In 2011, speaking primarily of football, which I played and love, I wrote: “It is wrong to continue on with certain rituals, even joyous ones, that we previously thought were morally fine. At least, we shouldn’t continue them in the same way as before. You can ask me here why hockey fighting goes on, and I’ll say I have no idea.
“We live in a world that is progressing into a vast arena in which mankind has never lived, never even comprehended, the stadium of human-enhanced computer dominance. It is a place where intelligence, real or artificial, will be all.”
I asked how, in the light of this, we “could do dumb things, like let our heads get damaged continually and call it something like ringing a bell. In our new environment, how can anyone allow his or her IQ, or their children’s, to be lowered?”
A fair question then. A fair question now.
Porter writes about the disruption of new machines: “Economists have a hard time getting their heads around this. Steeped in the belief that technology inevitably leads to better jobs and higher pay, they long resisted the notion that the Luddites of the 19th century, who famously thrashed the weaving machines that were taking their jobs, might have had a point.”
The problem now is that increasingly only the elite can keep up with tech advances. Who needs an average thinker, even with the muscles of a young Schwarzenegger, when a robot can lift the same heavy boxes, without water breaks, 24 hours a day, without pay or complaint, and nobody cares if it can say, “I’ll be back!”
Writes Porter: “Some economists are reassessing their belief that technological progress lifts all boats and are beginning to worry about the new configuration of work. Recent research has concluded that robots are reducing demand for workers and weighing down wages… Some economists have concluded that the use of robots explains the decline in the share of national income going into workers’ paychecks.”
Automation is not going to stop. As renowned science writer Kevin Kelly put it in his book “What Technology Wants,”[4] tech has “a mind of its own.”
Tech is on the move. Including AI, VR, robots, all that crazy stuff. Go ahead and bang your heads. But don’t say your nutty Uncle Rick didn’t warn you about it years ago.

- - - -

◆ **EXERCISE PROMPT**
Duplicate the stretch of the automation and head injuries text from "In 2011, speaking" through "fair question now.". Rely only on the text for the tasks that go with it.

◆ **DATASET ROWS**
- - - -

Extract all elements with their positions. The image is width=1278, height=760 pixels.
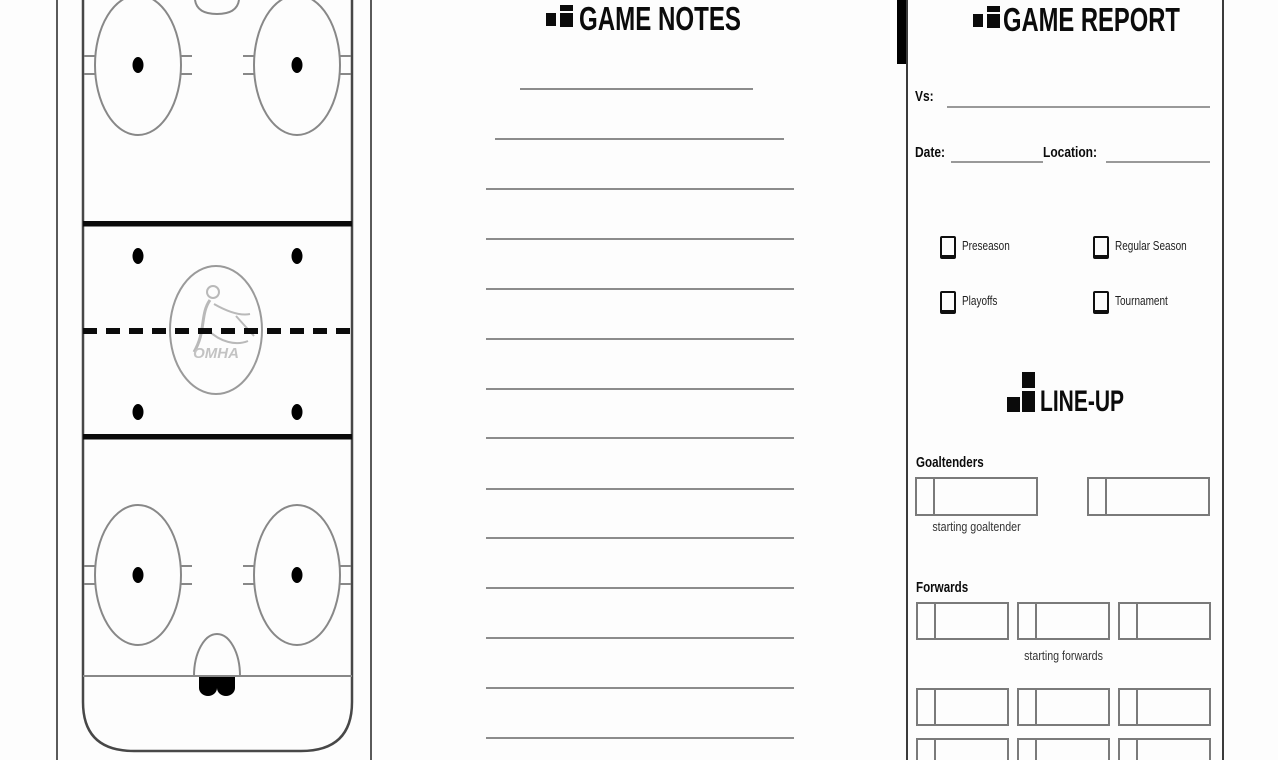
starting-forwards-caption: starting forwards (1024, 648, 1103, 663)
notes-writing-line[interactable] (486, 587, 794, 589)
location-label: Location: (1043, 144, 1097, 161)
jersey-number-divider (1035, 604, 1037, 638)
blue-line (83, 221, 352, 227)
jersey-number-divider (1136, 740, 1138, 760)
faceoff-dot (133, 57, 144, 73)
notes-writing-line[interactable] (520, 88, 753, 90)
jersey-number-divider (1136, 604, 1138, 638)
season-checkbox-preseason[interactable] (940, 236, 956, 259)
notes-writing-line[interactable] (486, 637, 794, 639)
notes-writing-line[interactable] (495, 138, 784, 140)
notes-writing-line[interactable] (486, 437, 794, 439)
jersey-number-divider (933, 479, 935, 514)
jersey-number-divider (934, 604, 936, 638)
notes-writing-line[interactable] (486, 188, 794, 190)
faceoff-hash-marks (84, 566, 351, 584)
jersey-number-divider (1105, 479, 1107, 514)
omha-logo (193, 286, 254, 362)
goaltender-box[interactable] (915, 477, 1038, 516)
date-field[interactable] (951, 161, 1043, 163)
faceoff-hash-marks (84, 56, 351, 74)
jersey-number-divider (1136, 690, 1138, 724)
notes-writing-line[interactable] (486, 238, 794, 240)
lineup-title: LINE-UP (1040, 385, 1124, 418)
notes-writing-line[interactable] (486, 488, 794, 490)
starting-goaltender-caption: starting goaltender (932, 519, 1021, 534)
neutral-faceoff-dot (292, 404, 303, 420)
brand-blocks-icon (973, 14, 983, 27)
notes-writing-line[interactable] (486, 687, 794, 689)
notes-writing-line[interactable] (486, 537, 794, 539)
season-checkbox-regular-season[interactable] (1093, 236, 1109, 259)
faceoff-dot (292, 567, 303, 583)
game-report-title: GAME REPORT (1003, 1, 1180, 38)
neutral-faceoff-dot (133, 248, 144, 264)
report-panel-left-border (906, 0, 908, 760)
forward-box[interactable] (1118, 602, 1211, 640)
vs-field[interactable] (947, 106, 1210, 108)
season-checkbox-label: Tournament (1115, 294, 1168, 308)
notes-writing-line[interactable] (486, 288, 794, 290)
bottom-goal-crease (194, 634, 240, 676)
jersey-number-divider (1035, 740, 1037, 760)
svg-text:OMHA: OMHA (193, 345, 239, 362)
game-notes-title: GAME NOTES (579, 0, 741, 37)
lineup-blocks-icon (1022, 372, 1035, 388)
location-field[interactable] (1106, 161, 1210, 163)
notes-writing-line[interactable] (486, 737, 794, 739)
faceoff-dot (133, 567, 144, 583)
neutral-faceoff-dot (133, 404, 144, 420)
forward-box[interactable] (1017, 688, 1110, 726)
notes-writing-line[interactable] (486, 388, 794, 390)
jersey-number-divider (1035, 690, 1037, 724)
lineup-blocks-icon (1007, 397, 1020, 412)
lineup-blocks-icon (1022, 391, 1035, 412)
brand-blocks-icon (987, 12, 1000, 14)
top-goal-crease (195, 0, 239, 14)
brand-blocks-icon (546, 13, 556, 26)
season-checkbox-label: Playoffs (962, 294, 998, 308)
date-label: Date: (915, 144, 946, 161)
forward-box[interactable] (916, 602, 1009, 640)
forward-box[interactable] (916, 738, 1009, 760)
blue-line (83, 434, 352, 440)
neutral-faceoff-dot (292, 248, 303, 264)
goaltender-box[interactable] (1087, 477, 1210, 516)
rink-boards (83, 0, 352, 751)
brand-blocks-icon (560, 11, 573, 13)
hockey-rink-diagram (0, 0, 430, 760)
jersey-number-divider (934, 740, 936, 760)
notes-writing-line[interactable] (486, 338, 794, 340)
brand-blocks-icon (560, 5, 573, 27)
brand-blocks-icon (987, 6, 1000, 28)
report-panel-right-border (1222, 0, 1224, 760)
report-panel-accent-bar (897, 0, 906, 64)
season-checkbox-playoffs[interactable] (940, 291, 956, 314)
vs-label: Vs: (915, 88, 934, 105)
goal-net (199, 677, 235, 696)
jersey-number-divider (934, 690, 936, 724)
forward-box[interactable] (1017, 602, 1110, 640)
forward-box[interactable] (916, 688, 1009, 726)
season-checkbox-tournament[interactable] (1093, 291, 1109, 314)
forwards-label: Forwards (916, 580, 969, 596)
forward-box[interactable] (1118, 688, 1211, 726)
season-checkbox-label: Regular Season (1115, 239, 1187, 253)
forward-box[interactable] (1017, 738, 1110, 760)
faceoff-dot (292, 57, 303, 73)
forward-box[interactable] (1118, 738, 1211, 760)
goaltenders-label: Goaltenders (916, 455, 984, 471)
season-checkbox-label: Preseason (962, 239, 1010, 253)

- - - -

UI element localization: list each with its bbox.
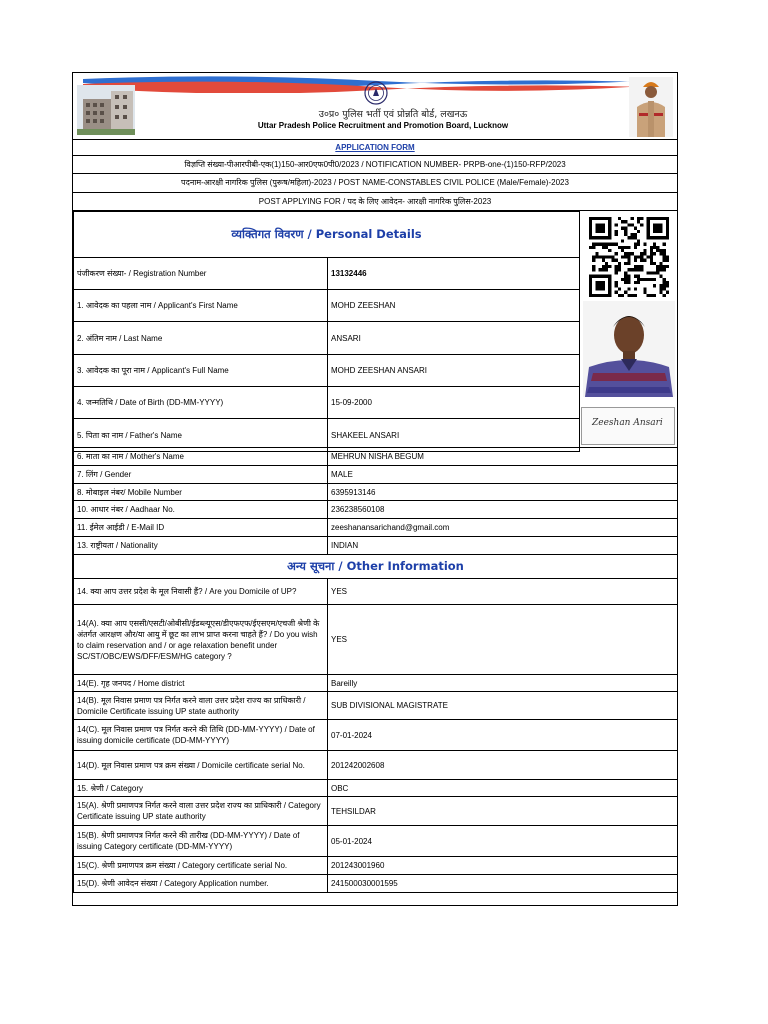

- - - -

◆ **THE RESPONSE**
In 2011, speaking primarily of football, which I played and love, I wrote: “It is wrong to continue on with certain rituals, even joyous ones, that we previously thought were morally fine. At least, we shouldn’t continue them in the same way as before. You can ask me here why hockey fighting goes on, and I’ll say I have no idea.
“We live in a world that is progressing into a vast arena in which mankind has never lived, never even comprehended, the stadium of human-enhanced computer dominance. It is a place where intelligence, real or artificial, will be all.”
I asked how, in the light of this, we “could do dumb things, like let our heads get damaged continually and call it something like ringing a bell. In our new environment, how can anyone allow his or her IQ, or their children’s, to be lowered?”
A fair question then. A fair question now.